>> BEGIN EXERCISE INPUT
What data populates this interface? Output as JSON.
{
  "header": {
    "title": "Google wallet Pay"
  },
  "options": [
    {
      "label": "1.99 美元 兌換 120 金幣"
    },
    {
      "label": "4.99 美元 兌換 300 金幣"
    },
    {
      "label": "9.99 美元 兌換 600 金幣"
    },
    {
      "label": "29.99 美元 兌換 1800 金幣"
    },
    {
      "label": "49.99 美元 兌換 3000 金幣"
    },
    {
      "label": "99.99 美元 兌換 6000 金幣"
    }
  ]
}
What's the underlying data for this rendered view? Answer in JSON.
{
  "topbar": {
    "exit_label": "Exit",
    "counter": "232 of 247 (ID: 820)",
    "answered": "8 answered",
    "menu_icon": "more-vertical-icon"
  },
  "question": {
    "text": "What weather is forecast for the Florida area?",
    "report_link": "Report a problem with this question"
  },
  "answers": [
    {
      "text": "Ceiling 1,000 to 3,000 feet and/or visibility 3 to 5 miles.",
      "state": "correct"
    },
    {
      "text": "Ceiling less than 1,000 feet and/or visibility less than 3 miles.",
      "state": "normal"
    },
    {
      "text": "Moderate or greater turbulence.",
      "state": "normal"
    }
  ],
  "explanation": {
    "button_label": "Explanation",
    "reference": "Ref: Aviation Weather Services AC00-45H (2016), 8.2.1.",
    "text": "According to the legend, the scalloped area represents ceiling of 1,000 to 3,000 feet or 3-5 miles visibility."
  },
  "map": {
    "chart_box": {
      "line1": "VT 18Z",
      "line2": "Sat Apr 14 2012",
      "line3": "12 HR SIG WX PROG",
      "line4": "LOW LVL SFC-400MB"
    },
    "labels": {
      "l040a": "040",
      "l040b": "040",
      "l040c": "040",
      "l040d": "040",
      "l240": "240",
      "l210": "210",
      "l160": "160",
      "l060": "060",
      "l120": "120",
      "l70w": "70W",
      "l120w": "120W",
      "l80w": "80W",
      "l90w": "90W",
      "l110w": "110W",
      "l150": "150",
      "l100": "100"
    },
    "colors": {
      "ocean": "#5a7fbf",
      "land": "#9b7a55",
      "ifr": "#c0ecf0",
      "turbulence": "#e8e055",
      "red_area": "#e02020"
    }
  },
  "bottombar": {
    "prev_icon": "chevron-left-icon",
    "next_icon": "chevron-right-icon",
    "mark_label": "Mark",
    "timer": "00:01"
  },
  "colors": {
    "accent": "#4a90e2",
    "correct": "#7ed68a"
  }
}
>> END EXERCISE INPUT
# WRITTEN REQUEST
Your task is to repeat every entry exactly.

# RESULT
What data populates this interface? Output as JSON.
{
  "header": {
    "title": "Google wallet Pay"
  },
  "options": [
    {
      "label": "1.99 美元 兌換 120 金幣"
    },
    {
      "label": "4.99 美元 兌換 300 金幣"
    },
    {
      "label": "9.99 美元 兌換 600 金幣"
    },
    {
      "label": "29.99 美元 兌換 1800 金幣"
    },
    {
      "label": "49.99 美元 兌換 3000 金幣"
    },
    {
      "label": "99.99 美元 兌換 6000 金幣"
    }
  ]
}
What's the underlying data for this rendered view? Answer in JSON.
{
  "topbar": {
    "exit_label": "Exit",
    "counter": "232 of 247 (ID: 820)",
    "answered": "8 answered",
    "menu_icon": "more-vertical-icon"
  },
  "question": {
    "text": "What weather is forecast for the Florida area?",
    "report_link": "Report a problem with this question"
  },
  "answers": [
    {
      "text": "Ceiling 1,000 to 3,000 feet and/or visibility 3 to 5 miles.",
      "state": "correct"
    },
    {
      "text": "Ceiling less than 1,000 feet and/or visibility less than 3 miles.",
      "state": "normal"
    },
    {
      "text": "Moderate or greater turbulence.",
      "state": "normal"
    }
  ],
  "explanation": {
    "button_label": "Explanation",
    "reference": "Ref: Aviation Weather Services AC00-45H (2016), 8.2.1.",
    "text": "According to the legend, the scalloped area represents ceiling of 1,000 to 3,000 feet or 3-5 miles visibility."
  },
  "map": {
    "chart_box": {
      "line1": "VT 18Z",
      "line2": "Sat Apr 14 2012",
      "line3": "12 HR SIG WX PROG",
      "line4": "LOW LVL SFC-400MB"
    },
    "labels": {
      "l040a": "040",
      "l040b": "040",
      "l040c": "040",
      "l040d": "040",
      "l240": "240",
      "l210": "210",
      "l160": "160",
      "l060": "060",
      "l120": "120",
      "l70w": "70W",
      "l120w": "120W",
      "l80w": "80W",
      "l90w": "90W",
      "l110w": "110W",
      "l150": "150",
      "l100": "100"
    },
    "colors": {
      "ocean": "#5a7fbf",
      "land": "#9b7a55",
      "ifr": "#c0ecf0",
      "turbulence": "#e8e055",
      "red_area": "#e02020"
    }
  },
  "bottombar": {
    "prev_icon": "chevron-left-icon",
    "next_icon": "chevron-right-icon",
    "mark_label": "Mark",
    "timer": "00:01"
  },
  "colors": {
    "accent": "#4a90e2",
    "correct": "#7ed68a"
  }
}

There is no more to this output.